Without the pictures, copy all the entries below exactly.

--- START OF MATERIAL SUPPLIED ---

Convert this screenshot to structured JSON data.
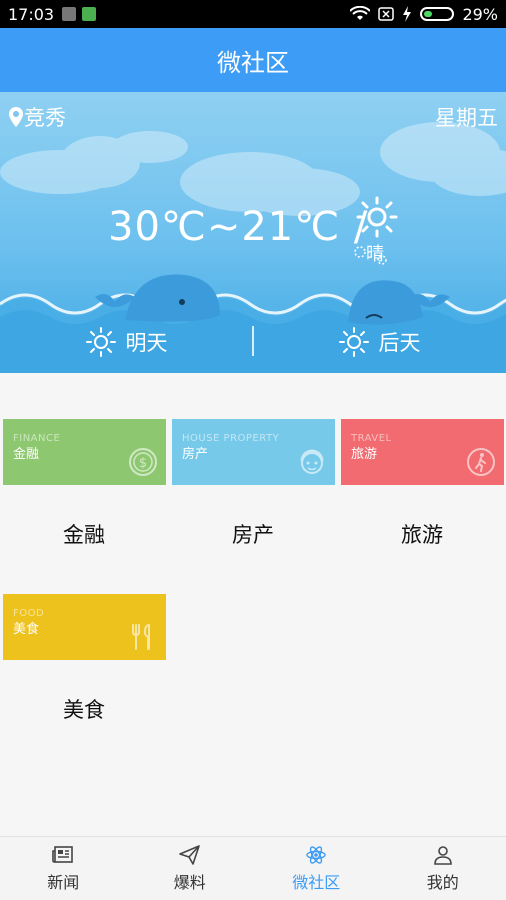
{
  "status_bar": {
    "time": "17:03",
    "battery_percent": "29%",
    "battery_level": 0.29
  },
  "app_bar": {
    "title": "微社区"
  },
  "weather": {
    "location": "竞秀",
    "weekday": "星期五",
    "temperature": "30℃~21℃ /",
    "condition": "晴",
    "tomorrow_label": "明天",
    "day_after_label": "后天"
  },
  "categories": [
    {
      "tile_en": "FINANCE",
      "tile_cn": "金融",
      "label": "金融",
      "color": "#8dc770"
    },
    {
      "tile_en": "HOUSE PROPERTY",
      "tile_cn": "房产",
      "label": "房产",
      "color": "#77c9e9"
    },
    {
      "tile_en": "TRAVEL",
      "tile_cn": "旅游",
      "label": "旅游",
      "color": "#f16b70"
    },
    {
      "tile_en": "FOOD",
      "tile_cn": "美食",
      "label": "美食",
      "color": "#eec21c"
    }
  ],
  "bottom_nav": {
    "news": "新闻",
    "report": "爆料",
    "community": "微社区",
    "mine": "我的",
    "active_color": "#3d9cf5"
  }
}
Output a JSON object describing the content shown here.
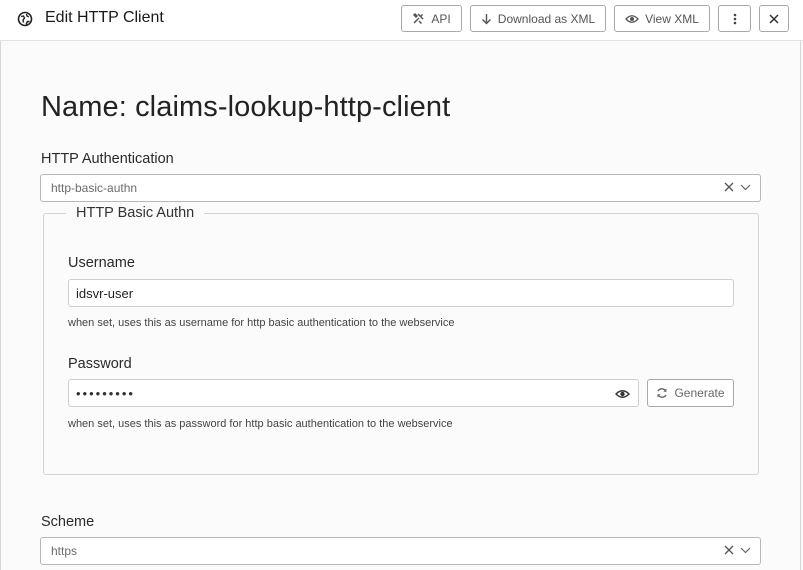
{
  "header": {
    "title": "Edit HTTP Client",
    "buttons": {
      "api": "API",
      "download": "Download as XML",
      "view": "View XML"
    }
  },
  "main": {
    "name_title": "Name: claims-lookup-http-client",
    "http_auth": {
      "label": "HTTP Authentication",
      "value": "http-basic-authn"
    },
    "basic_authn": {
      "legend": "HTTP Basic Authn",
      "username": {
        "label": "Username",
        "value": "idsvr-user",
        "help": "when set, uses this as username for http basic authentication to the webservice"
      },
      "password": {
        "label": "Password",
        "value": "•••••••••",
        "help": "when set, uses this as password for http basic authentication to the webservice",
        "generate_label": "Generate"
      }
    },
    "scheme": {
      "label": "Scheme",
      "value": "https"
    }
  },
  "icons": [
    "globe-icon",
    "tools-icon",
    "download-arrow-icon",
    "eye-icon",
    "more-vertical-icon",
    "close-icon",
    "clear-x-icon",
    "chevron-down-icon",
    "refresh-icon"
  ]
}
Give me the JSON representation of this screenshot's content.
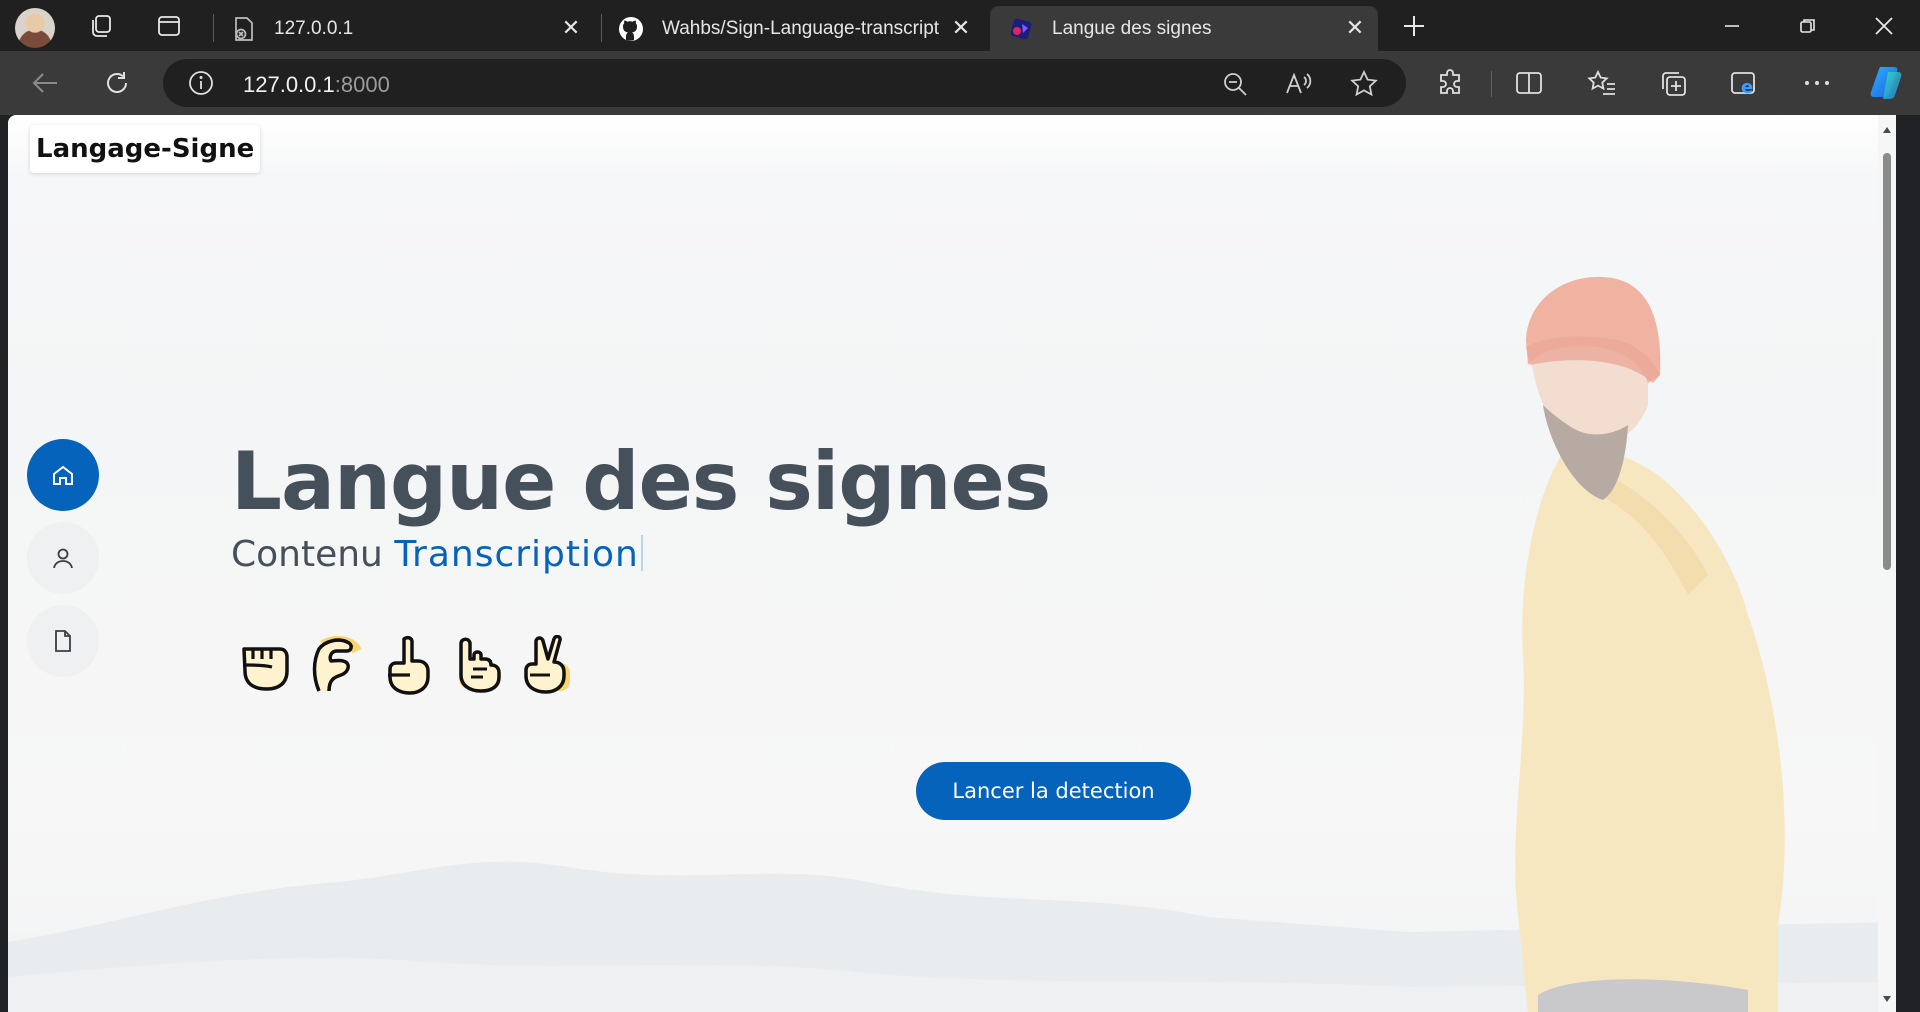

--- END OF MATERIAL SUPPLIED ---

• [COMPLETE ANSWER]:
Convert this screenshot to structured JSON data.
{
  "status_bar": {
    "time": "17:03",
    "battery_percent": "29%",
    "battery_level": 0.29
  },
  "app_bar": {
    "title": "微社区"
  },
  "weather": {
    "location": "竞秀",
    "weekday": "星期五",
    "temperature": "30℃~21℃ /",
    "condition": "晴",
    "tomorrow_label": "明天",
    "day_after_label": "后天"
  },
  "categories": [
    {
      "tile_en": "FINANCE",
      "tile_cn": "金融",
      "label": "金融",
      "color": "#8dc770"
    },
    {
      "tile_en": "HOUSE PROPERTY",
      "tile_cn": "房产",
      "label": "房产",
      "color": "#77c9e9"
    },
    {
      "tile_en": "TRAVEL",
      "tile_cn": "旅游",
      "label": "旅游",
      "color": "#f16b70"
    },
    {
      "tile_en": "FOOD",
      "tile_cn": "美食",
      "label": "美食",
      "color": "#eec21c"
    }
  ],
  "bottom_nav": {
    "news": "新闻",
    "report": "爆料",
    "community": "微社区",
    "mine": "我的",
    "active_color": "#3d9cf5"
  }
}
Output a JSON object describing the content shown here.
{
  "header": {
    "title": "Edit HTTP Client",
    "buttons": {
      "api": "API",
      "download": "Download as XML",
      "view": "View XML"
    }
  },
  "main": {
    "name_title": "Name: claims-lookup-http-client",
    "http_auth": {
      "label": "HTTP Authentication",
      "value": "http-basic-authn"
    },
    "basic_authn": {
      "legend": "HTTP Basic Authn",
      "username": {
        "label": "Username",
        "value": "idsvr-user",
        "help": "when set, uses this as username for http basic authentication to the webservice"
      },
      "password": {
        "label": "Password",
        "value": "•••••••••",
        "help": "when set, uses this as password for http basic authentication to the webservice",
        "generate_label": "Generate"
      }
    },
    "scheme": {
      "label": "Scheme",
      "value": "https"
    }
  },
  "icons": [
    "globe-icon",
    "tools-icon",
    "download-arrow-icon",
    "eye-icon",
    "more-vertical-icon",
    "close-icon",
    "clear-x-icon",
    "chevron-down-icon",
    "refresh-icon"
  ]
}
Give me the JSON representation of this screenshot's content.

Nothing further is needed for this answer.